Written exercise
Collect each line of the records containing the string "lateral".
•••
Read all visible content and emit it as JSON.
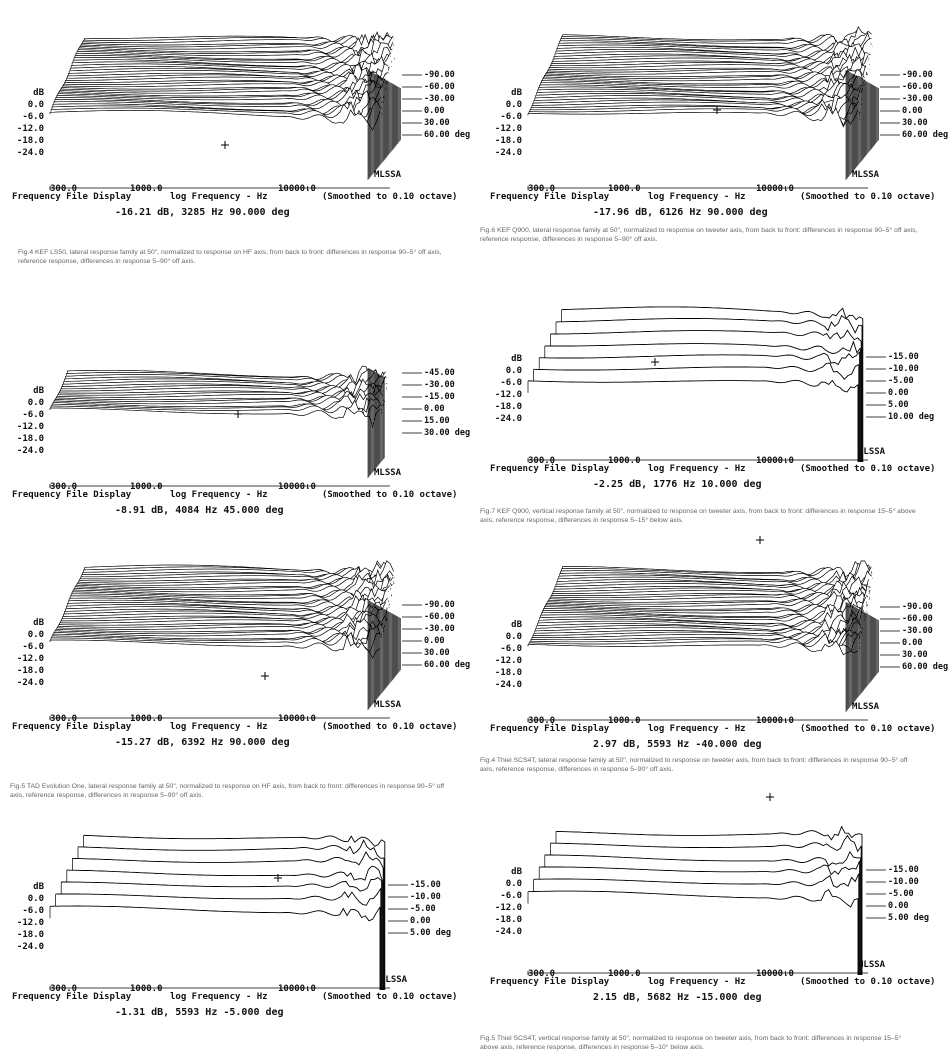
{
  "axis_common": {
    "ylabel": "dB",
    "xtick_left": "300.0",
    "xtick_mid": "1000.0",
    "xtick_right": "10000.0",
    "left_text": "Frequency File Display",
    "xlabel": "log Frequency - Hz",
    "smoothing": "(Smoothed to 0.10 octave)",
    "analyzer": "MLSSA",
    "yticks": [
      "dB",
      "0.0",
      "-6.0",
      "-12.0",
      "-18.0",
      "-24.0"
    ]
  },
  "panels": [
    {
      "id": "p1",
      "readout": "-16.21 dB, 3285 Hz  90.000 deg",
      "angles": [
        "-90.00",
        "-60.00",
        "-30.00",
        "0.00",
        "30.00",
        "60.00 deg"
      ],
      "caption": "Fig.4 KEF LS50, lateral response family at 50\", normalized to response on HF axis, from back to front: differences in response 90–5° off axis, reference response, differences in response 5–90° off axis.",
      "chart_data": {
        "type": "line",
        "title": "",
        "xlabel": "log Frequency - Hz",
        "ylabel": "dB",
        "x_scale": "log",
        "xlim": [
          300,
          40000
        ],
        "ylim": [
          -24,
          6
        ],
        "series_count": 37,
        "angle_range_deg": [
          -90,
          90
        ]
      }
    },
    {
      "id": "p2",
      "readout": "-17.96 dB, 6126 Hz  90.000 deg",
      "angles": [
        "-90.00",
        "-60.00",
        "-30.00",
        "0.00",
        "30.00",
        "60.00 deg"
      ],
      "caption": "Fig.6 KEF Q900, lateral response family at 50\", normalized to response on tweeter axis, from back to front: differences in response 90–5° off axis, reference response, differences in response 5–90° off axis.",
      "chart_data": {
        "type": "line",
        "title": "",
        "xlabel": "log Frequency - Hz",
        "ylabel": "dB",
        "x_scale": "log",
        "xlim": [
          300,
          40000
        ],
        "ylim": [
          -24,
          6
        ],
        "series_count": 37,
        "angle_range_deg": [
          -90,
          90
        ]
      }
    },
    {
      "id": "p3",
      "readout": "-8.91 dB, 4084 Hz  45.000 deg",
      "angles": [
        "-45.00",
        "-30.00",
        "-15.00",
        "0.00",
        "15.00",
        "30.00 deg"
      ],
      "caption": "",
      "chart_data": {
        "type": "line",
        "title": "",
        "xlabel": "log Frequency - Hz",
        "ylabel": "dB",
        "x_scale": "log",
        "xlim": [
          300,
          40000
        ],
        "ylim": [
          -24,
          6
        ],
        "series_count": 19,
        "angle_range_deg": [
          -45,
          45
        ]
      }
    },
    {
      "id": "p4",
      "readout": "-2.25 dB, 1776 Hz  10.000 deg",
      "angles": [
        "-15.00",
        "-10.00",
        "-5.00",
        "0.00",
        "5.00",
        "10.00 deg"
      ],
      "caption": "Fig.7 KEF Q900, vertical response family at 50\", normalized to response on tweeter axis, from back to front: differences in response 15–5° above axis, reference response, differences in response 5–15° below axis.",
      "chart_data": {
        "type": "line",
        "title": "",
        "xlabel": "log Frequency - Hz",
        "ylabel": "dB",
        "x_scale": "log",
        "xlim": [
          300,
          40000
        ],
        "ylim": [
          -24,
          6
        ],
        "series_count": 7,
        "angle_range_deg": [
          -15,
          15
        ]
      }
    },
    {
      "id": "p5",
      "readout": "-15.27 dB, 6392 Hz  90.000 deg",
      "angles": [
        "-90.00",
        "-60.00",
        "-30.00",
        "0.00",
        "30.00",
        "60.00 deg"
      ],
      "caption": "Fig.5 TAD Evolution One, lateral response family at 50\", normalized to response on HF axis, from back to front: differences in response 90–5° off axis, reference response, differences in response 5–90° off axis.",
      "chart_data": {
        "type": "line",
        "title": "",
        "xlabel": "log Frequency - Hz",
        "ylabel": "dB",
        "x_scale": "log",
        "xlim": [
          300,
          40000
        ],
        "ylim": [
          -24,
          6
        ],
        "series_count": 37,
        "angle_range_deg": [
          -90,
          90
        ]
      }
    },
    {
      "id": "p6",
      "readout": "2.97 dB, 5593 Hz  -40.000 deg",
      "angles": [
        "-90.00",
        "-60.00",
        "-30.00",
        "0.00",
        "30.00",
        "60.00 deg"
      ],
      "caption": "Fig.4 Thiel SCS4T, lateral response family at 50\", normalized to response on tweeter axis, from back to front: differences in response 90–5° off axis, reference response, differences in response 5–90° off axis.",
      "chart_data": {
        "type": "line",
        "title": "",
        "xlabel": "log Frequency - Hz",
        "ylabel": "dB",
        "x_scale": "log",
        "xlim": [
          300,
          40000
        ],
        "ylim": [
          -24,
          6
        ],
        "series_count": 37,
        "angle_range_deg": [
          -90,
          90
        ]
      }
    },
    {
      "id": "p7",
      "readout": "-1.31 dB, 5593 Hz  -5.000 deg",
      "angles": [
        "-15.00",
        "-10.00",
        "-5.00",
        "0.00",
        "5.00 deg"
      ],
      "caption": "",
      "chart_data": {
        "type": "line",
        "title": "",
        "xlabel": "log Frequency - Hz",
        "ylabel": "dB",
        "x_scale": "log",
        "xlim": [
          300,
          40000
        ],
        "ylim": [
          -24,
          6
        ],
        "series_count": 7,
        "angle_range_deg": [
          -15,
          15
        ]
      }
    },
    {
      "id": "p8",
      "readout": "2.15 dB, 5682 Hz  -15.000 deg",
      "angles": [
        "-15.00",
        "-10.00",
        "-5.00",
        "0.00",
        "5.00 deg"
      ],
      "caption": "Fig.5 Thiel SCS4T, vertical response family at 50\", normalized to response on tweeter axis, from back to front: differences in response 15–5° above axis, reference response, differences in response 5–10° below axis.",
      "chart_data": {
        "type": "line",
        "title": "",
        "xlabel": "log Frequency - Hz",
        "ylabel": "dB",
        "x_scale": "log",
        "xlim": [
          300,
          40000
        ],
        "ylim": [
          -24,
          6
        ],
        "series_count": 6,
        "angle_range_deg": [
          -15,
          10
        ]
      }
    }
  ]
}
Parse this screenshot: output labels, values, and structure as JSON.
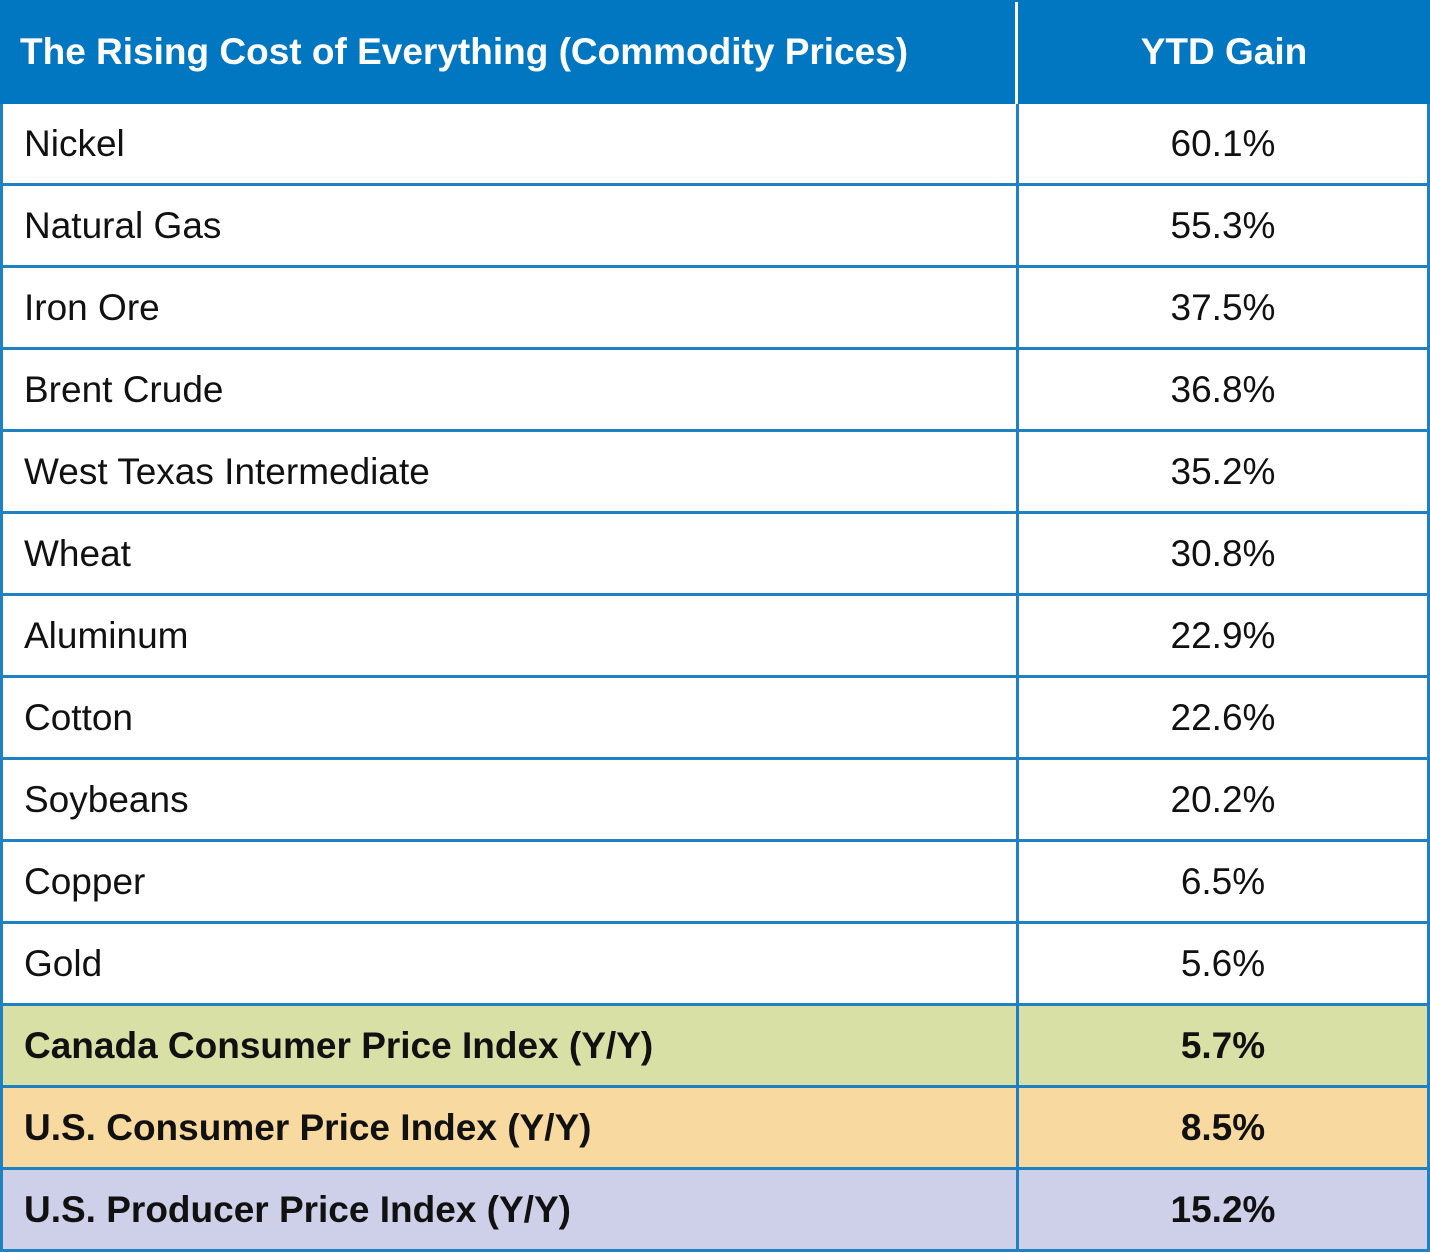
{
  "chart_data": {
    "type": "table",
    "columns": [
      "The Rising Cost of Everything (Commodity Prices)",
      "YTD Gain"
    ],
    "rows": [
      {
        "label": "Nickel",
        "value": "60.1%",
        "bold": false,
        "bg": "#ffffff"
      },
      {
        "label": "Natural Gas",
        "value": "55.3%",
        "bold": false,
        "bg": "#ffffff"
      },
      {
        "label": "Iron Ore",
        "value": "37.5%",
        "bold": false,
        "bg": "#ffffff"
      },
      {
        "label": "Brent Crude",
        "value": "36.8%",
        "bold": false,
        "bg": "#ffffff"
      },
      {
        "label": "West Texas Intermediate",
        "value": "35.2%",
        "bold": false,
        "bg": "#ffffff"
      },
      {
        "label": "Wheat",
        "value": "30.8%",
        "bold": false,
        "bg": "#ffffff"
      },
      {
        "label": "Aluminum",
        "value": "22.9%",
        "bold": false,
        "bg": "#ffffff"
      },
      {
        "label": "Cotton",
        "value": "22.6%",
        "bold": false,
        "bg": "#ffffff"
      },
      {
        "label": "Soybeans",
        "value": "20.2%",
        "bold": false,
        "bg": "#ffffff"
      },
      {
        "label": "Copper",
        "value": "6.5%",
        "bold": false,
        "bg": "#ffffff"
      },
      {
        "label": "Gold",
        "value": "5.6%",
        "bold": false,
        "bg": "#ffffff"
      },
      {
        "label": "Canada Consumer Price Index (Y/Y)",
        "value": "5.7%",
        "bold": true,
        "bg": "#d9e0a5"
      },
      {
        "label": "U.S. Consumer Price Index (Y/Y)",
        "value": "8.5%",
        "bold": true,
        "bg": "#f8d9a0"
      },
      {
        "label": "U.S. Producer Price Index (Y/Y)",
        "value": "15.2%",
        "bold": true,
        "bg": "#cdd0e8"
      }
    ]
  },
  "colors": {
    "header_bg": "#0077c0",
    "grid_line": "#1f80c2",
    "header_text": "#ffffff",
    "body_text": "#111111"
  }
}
•••
Output of the task
      "caption": "Fig.4 KEF LS50, lateral response family at 50\", normalized to response on HF axis, from back to front: differences in response 90–5° off axis, reference response, differences in response 5–90° off axis.",
      "caption": "Fig.6 KEF Q900, lateral response family at 50\", normalized to response on tweeter axis, from back to front: differences in response 90–5° off axis, reference response, differences in response 5–90° off axis.",
      "caption": "Fig.5 TAD Evolution One, lateral response family at 50\", normalized to response on HF axis, from back to front: differences in response 90–5° off axis, reference response, differences in response 5–90° off axis.",
      "caption": "Fig.4 Thiel SCS4T, lateral response family at 50\", normalized to response on tweeter axis, from back to front: differences in response 90–5° off axis, reference response, differences in response 5–90° off axis.",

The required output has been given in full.